## Begin

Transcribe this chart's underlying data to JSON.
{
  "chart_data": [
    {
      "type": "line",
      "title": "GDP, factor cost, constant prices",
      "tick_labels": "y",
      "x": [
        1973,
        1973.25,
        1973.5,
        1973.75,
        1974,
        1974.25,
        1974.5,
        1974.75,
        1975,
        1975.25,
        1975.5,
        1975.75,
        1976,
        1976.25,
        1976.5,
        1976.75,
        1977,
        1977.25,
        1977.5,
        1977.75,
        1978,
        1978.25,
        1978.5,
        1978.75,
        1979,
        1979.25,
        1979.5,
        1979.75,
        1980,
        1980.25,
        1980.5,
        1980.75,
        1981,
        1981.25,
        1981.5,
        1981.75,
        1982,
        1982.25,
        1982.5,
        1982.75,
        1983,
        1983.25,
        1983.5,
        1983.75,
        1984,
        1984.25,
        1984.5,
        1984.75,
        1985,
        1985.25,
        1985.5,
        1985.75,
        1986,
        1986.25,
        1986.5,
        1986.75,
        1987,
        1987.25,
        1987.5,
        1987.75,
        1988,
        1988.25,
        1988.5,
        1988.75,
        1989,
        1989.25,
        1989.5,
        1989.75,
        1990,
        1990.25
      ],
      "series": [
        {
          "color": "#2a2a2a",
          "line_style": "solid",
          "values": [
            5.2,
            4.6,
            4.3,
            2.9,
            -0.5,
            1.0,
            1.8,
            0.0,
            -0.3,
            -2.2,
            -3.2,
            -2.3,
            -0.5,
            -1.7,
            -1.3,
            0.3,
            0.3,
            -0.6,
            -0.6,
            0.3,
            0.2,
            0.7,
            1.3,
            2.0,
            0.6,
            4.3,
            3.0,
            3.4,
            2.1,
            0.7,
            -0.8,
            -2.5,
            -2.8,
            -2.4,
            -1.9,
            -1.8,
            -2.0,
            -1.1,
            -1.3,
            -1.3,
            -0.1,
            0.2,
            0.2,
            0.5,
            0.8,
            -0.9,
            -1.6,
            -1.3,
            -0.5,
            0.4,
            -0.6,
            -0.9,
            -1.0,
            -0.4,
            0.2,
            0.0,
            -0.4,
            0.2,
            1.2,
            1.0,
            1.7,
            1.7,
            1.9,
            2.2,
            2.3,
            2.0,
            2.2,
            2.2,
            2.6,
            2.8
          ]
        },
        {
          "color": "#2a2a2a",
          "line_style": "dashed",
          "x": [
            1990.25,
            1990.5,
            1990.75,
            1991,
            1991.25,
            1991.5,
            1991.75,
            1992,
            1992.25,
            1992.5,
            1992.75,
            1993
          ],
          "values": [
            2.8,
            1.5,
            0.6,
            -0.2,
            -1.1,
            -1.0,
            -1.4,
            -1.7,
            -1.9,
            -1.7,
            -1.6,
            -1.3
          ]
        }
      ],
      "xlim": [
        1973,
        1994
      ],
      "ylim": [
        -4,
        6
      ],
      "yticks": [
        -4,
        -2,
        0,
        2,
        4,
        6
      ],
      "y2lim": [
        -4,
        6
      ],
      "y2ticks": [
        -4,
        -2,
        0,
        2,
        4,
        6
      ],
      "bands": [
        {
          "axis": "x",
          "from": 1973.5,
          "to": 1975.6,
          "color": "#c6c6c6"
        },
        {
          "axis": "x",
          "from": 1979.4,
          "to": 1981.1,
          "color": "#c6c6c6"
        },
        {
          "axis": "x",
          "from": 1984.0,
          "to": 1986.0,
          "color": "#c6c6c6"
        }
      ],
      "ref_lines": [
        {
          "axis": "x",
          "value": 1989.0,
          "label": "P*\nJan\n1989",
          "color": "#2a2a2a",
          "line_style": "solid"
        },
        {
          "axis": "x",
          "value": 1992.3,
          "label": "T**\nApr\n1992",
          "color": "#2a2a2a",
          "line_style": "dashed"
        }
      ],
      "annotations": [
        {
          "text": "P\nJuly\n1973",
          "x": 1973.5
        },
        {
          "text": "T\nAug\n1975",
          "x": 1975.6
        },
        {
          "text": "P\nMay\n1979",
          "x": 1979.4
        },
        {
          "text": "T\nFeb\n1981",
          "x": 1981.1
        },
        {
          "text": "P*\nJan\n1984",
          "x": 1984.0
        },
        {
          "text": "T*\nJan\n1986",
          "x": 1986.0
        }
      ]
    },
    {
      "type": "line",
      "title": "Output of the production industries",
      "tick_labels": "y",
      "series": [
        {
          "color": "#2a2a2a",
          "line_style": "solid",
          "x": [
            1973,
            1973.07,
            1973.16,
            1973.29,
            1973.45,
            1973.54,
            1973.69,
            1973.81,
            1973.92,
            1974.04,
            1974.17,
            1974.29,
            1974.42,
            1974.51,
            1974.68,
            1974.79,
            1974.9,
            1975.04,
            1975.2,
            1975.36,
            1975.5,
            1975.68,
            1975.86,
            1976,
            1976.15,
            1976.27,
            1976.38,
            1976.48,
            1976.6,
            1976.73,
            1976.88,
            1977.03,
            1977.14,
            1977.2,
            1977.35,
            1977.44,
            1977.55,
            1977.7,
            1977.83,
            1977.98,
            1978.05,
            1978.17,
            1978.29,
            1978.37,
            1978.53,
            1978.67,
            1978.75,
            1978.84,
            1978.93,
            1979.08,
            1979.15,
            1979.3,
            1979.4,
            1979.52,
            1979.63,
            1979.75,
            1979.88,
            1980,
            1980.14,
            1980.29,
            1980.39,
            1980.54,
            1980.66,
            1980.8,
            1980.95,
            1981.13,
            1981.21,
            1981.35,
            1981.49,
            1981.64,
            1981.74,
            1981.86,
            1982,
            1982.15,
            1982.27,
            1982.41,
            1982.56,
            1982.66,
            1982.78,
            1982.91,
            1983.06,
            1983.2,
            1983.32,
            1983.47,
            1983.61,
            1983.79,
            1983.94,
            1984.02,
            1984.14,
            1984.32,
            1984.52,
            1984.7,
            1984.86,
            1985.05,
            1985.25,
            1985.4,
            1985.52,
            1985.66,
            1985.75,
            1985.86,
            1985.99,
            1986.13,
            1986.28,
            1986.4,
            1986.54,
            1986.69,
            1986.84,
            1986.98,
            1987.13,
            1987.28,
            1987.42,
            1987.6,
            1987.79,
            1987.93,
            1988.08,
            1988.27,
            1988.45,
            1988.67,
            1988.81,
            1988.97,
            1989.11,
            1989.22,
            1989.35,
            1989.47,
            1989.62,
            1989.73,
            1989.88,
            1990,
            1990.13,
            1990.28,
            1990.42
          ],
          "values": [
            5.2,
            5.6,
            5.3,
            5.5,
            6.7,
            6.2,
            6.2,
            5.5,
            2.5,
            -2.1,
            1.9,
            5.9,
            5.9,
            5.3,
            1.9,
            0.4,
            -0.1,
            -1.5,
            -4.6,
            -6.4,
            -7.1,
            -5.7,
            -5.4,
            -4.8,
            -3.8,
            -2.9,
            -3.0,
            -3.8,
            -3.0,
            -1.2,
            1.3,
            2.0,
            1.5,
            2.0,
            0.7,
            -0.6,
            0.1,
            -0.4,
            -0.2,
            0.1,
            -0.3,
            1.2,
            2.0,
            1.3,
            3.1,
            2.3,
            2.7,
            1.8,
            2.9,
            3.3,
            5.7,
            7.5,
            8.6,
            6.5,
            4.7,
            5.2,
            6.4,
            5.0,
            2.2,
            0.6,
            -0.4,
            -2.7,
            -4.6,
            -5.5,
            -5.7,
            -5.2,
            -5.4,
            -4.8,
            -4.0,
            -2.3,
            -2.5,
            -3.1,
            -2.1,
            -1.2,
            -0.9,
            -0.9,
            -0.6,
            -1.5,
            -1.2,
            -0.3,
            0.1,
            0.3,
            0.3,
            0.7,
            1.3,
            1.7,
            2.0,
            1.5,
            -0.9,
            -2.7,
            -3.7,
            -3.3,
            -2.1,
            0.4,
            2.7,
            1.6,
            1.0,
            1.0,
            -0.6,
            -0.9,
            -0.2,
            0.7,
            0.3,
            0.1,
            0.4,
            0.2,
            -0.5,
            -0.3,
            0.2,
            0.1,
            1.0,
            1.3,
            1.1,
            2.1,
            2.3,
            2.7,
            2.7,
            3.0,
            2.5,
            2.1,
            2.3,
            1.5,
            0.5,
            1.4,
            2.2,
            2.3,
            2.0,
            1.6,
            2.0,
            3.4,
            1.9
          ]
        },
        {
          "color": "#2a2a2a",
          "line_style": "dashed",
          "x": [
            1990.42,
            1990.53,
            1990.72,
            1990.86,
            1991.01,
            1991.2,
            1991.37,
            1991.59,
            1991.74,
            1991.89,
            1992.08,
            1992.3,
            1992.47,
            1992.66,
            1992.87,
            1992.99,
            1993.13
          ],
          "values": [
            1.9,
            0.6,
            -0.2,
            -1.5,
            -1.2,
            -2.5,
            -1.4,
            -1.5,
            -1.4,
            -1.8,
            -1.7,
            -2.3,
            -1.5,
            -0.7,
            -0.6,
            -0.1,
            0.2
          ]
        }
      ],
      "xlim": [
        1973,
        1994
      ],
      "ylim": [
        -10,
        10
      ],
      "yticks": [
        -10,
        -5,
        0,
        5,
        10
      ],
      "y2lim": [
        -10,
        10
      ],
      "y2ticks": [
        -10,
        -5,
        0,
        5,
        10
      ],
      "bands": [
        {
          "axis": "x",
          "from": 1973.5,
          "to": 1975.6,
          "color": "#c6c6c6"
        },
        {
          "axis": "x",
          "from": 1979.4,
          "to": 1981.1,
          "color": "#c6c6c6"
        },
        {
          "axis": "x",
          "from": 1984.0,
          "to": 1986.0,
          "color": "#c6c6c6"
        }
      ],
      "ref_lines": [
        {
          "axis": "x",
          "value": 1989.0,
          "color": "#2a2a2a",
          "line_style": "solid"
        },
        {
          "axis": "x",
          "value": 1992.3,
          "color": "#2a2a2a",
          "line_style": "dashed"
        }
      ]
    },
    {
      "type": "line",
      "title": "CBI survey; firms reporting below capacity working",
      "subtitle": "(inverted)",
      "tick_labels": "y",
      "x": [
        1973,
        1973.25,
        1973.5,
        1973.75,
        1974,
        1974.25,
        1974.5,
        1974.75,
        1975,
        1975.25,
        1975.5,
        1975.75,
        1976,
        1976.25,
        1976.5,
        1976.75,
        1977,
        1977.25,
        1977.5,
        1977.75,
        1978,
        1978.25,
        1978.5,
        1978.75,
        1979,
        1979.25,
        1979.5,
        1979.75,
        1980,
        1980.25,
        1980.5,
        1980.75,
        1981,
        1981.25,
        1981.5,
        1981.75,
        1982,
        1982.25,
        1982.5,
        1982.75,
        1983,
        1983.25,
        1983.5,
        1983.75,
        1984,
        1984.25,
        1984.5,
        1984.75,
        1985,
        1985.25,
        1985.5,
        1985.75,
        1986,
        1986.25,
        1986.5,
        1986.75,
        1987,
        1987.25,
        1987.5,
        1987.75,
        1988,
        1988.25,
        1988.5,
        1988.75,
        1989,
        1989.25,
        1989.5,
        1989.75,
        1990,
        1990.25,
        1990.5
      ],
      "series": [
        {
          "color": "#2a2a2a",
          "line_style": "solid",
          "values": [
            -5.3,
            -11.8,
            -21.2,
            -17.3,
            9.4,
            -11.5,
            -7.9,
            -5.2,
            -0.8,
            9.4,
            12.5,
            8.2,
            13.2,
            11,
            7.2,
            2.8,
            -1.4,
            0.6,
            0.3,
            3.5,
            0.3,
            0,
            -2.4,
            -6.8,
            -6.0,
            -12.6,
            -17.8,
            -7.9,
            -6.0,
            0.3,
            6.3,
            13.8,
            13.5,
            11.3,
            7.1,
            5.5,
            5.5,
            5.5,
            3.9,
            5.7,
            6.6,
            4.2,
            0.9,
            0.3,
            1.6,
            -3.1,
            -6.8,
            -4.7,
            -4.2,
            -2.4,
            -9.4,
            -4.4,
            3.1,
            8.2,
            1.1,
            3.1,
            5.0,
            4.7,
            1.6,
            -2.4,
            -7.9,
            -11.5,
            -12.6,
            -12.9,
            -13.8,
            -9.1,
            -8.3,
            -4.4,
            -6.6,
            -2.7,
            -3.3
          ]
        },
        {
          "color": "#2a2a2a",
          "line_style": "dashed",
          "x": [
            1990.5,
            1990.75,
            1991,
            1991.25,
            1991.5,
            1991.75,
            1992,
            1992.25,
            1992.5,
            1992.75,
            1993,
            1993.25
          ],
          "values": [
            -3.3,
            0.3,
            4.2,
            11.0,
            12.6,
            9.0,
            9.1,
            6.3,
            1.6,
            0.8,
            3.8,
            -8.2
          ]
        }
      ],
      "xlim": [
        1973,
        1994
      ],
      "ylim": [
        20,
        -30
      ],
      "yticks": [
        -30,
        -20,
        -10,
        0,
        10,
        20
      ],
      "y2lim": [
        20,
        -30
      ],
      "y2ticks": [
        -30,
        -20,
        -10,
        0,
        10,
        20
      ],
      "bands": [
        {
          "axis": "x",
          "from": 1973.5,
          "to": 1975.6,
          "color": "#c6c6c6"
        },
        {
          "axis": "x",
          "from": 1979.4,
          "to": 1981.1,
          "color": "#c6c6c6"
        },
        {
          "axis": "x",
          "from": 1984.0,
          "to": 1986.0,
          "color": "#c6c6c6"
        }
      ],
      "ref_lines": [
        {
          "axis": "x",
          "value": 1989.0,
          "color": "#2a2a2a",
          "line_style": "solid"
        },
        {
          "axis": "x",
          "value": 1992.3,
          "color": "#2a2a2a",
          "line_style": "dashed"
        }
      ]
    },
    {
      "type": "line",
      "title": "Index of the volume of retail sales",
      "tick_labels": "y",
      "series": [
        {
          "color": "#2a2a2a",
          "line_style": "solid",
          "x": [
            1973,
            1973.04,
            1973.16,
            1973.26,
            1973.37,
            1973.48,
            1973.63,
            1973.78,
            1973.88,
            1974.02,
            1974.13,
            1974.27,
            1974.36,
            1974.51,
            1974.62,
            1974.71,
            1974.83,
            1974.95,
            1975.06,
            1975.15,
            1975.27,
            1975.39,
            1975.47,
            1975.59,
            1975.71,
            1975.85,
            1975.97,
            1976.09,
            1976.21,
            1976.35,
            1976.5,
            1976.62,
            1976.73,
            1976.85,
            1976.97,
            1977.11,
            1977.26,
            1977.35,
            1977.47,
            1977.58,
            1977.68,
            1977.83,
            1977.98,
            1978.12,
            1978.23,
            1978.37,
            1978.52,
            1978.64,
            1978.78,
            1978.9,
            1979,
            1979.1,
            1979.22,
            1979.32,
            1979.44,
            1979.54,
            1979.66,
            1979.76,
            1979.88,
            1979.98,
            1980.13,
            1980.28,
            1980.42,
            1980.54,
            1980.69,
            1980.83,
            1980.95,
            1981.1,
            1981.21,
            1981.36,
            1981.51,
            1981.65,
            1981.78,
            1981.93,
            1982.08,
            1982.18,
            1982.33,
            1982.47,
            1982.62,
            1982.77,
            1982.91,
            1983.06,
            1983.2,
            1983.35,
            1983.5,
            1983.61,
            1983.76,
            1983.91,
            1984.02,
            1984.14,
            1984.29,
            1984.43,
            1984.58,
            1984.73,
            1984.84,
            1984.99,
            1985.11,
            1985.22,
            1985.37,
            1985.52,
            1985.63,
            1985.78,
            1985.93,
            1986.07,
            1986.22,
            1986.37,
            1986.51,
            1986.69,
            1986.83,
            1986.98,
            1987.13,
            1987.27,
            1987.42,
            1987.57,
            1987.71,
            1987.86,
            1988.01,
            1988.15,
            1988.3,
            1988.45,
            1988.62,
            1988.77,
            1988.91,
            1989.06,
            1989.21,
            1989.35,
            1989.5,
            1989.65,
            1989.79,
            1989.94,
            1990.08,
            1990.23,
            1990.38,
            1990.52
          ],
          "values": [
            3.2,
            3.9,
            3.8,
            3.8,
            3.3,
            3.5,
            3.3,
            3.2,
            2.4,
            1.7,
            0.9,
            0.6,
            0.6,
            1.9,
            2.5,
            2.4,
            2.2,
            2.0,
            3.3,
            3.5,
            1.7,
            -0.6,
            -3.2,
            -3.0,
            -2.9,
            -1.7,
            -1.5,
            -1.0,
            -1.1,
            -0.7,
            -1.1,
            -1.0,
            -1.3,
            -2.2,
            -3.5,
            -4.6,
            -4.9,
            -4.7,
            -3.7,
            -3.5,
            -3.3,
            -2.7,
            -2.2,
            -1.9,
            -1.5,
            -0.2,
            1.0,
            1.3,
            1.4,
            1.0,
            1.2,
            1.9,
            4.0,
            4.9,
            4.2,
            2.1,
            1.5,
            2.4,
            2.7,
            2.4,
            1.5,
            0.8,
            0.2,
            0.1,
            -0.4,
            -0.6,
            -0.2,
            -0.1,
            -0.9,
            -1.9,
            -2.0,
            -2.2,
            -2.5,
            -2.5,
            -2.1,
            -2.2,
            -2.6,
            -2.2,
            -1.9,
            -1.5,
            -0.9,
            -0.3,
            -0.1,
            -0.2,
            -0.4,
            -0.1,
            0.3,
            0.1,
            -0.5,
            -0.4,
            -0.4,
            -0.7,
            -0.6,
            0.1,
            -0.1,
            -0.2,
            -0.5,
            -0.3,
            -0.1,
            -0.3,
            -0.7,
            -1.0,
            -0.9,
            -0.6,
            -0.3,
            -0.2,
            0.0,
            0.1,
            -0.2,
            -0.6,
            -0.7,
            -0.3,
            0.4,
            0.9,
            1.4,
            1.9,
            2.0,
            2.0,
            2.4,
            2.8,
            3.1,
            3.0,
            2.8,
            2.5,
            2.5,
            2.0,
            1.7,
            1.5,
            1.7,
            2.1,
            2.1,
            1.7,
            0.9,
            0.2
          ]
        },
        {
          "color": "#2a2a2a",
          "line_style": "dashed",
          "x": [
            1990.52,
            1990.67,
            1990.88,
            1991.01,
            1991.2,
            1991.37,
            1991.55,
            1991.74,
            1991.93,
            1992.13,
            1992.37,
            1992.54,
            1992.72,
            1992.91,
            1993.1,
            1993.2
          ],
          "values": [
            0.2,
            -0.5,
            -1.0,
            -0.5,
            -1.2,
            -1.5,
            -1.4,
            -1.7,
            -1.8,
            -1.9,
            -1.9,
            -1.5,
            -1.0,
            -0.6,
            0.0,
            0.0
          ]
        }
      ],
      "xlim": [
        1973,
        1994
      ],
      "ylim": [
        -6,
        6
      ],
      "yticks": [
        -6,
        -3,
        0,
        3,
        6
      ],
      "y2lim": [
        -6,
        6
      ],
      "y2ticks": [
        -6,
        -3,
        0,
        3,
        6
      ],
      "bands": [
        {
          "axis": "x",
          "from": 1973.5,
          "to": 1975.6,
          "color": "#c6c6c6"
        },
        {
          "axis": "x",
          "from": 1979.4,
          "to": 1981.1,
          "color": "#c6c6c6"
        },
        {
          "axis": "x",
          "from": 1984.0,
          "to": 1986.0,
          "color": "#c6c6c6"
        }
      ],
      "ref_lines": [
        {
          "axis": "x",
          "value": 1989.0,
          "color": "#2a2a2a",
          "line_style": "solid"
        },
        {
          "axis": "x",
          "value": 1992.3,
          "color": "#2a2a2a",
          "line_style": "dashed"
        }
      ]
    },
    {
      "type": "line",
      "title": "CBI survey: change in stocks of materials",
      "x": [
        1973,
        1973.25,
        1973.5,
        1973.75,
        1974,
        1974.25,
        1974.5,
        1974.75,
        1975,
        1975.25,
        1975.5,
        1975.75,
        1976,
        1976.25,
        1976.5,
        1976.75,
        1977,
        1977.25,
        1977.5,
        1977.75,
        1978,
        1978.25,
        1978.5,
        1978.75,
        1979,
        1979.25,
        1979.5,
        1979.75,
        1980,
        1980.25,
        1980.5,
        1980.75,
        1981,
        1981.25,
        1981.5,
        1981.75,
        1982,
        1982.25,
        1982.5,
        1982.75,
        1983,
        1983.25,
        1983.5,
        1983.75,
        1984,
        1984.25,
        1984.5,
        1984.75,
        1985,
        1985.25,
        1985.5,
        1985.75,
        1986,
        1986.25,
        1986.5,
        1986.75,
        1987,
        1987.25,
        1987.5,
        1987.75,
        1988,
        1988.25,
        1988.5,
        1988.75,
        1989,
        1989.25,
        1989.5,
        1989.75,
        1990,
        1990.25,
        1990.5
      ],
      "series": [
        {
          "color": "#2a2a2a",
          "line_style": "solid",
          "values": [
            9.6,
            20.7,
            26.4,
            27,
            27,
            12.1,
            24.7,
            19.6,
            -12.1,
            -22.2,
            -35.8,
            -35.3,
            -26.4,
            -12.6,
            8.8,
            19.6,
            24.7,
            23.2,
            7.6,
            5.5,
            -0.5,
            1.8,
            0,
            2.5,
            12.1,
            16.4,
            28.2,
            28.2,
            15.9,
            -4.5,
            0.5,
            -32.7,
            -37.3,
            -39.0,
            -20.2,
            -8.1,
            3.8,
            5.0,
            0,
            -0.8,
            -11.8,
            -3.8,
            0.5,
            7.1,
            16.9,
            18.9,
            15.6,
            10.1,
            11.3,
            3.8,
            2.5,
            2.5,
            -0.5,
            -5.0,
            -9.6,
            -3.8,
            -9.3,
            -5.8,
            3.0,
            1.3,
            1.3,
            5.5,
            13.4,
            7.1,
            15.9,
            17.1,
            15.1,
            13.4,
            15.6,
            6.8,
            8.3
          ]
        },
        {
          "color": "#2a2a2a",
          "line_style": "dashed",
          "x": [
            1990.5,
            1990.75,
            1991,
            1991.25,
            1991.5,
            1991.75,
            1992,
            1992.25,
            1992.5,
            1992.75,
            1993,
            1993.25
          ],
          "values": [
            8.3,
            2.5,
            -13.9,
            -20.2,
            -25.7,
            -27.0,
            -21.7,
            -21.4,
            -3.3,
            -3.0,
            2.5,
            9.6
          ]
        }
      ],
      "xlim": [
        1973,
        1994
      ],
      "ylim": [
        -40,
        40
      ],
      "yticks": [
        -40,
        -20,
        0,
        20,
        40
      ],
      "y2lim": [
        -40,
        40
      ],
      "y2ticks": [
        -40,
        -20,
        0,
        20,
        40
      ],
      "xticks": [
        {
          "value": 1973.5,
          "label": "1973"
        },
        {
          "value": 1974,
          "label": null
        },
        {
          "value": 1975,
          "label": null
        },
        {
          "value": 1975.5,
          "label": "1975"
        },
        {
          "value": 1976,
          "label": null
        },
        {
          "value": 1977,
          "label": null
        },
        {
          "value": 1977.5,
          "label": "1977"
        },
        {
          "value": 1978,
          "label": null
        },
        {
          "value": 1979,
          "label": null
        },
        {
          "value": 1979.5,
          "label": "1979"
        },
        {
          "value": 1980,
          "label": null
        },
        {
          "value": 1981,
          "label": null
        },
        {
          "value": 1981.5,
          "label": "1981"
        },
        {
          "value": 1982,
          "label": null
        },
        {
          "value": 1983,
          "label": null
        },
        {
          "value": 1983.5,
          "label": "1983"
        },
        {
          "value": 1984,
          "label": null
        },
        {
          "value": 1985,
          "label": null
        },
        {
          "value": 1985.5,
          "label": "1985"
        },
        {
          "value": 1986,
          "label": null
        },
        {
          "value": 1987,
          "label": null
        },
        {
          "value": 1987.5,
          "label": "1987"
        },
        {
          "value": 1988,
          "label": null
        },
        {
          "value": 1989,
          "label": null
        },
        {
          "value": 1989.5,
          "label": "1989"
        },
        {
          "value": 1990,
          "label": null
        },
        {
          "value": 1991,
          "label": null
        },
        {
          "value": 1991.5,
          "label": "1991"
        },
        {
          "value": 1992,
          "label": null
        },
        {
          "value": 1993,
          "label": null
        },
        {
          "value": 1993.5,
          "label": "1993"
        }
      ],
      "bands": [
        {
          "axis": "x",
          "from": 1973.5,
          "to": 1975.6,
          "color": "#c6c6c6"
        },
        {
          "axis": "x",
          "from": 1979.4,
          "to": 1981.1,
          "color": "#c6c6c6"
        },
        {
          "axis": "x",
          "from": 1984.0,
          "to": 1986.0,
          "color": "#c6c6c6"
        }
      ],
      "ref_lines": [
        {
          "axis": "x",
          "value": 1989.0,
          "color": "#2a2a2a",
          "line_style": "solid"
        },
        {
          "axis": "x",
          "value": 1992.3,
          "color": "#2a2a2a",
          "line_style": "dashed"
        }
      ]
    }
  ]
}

## End

* Exercise task *
Show each line holding the word "text".

* Solution to this exercise *
          "text": "P\nJuly\n1973",
          "text": "T\nAug\n1975",
          "text": "P\nMay\n1979",
          "text": "T\nFeb\n1981",
          "text": "P*\nJan\n1984",
          "text": "T*\nJan\n1986",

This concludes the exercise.